• **DIRECTIVES**
a – Can you rewrite the passage on exhaust filter components, starting at "The protective layer provides" and ending at "an epoxy coating.", with every "copper" replaced by "nickel"?
b – How would the passage on exhaust filter components go on from its last sentence? Write the next part.

• **PASSAGE PROVIDED**
_ _ _ _ _

The protective layer provides a number of functions. First, the
layer is preferably capable of withstanding temperatures comparable
to those specified with respect to the filter media. The protective
layer resists corrosion of the screen 51. In embodiments where the
material of the screen includes copper, the protective layer
isolates the copper from the exhaust stream to prevent the copper
from reacting with sulfur in the exhaust stream and generating
copper sulfate. An example protective layer includes an aluminum
paint material or an epoxy coating.
[0035] C. Example End Caps and Outer Shell
[0036] Components such as end caps, cores or shells used in filters
in accordance with the present disclosure preferably have a
construction adapted to resist degradation/deterioration when
exposed to high temperatures such as those present in the exhaust
stream of an engine. In certain embodiments, the components are
constructed of a material that does not generate harmful levels of
off-gasses when exposed to continuous operating temperatures equal
to or greater than 500.degree. F. In certain other embodiments, the
components are constructed of a material that does not generate
harmful levels of off-gasses when exposed to continuous operating
temperatures equal to or greater than 650.degree. F. In certain
other embodiments, the components are constructed of a material
that does not generate harmful levels of off-gasses when exposed to
temperatures excursions equal to or greater than 800.degree. F., or
equal to or greater than 900.degree. F. In a preferred embodiment
some or all of the components have an aluminized steel
construction.
[0037] D. Example Gasket
[0038] The gaskets 36 preferably have a construction suitable for
high temperature applications such as exhaust systems. In certain
embodiments, the gaskets are constructed of a material that does
not generate harmful levels of off-gasses when exposed to
continuous operating temperatures equal to or greater than
500.degree. F. In certain other embodiments, the gaskets are
constructed of a material that does not generate harmful levels of
off-gasses when exposed to continuous operating temperatures equal
to or greater than 650.degree. F. In certain other embodiments, the
gaskets are constructed of a material that does not generate
harmful levels of off-gasses when exposed to temperature excursions
equal to or greater than 800.degree. F., or equal to or greater
than 900.degree. F.

_ _ _ _ _

• **DATA EXTRACT**
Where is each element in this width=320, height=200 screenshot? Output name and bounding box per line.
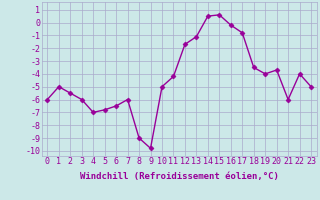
X-axis label: Windchill (Refroidissement éolien,°C): Windchill (Refroidissement éolien,°C) xyxy=(80,172,279,181)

_ _ _ _ _

• **ANSWERS BY TASK**
a –
The protective layer provides a number of functions. First, the
layer is preferably capable of withstanding temperatures comparable
to those specified with respect to the filter media. The protective
layer resists corrosion of the screen 51. In embodiments where the
material of the screen includes nickel, the protective layer
isolates the nickel from the exhaust stream to prevent the nickel
from reacting with sulfur in the exhaust stream and generating
nickel sulfate. An example protective layer includes an aluminum
paint material or an epoxy coating.

b –
[0039] In one embodiment, the gaskets 36 are formed by a generally
flat sheet of fabric material provided in a ring shape that
surrounds the central openings 41 of the end caps 32 (see FIG. 3).
The fabric can have fibers arranged in a woven or non-woven (e.g.,
matted) construction. The gaskets can include a glass fiber
construction, a ceramic fiber construction, a basalt fiber
construction, or other fibrous constructions capable of
withstanding the relatively high temperatures environments. In one
particular embodiment, the gaskets can include a fiberglass mat
laminated to fiberglass cloth. In certain embodiments, the gaskets
36 each have a generally rectangular cross-sectional profile (see
FIG. 2). In one embodiment, the gaskets can include chopped "E"
glass fibers having a nominal fiber diameter of 0.00036 inches
needled into the mat without a resin binder. Example thicknesses of
the gaskets are in the range of 0.1-1.0 inches. While fibrous
gaskets are preferred, non-fibrous gaskets capable of withstanding
relatively high temperature environments could also be used.
[0040] In a preferred embodiment, the gaskets 36 are secured to the
end caps 32 by a mechanical fastening technique. For example, the
gaskets can be secured to the end caps 32 by structures such as
pins, clips, screws, bolts, flanges, rivets, hooks, catches, barbs,
clamps or other fastening techniques. As shown in FIGS. 2, 3 and 5,
the gaskets 36 are secured to the end caps 32 by staples 60 that
are uniformly spaced about the circumference of the gaskets 36. The
staples 60 are shown driven through the gaskets 36 and end caps 32,
and into the potting material. In one embodiment, the staples are
galvanized coated.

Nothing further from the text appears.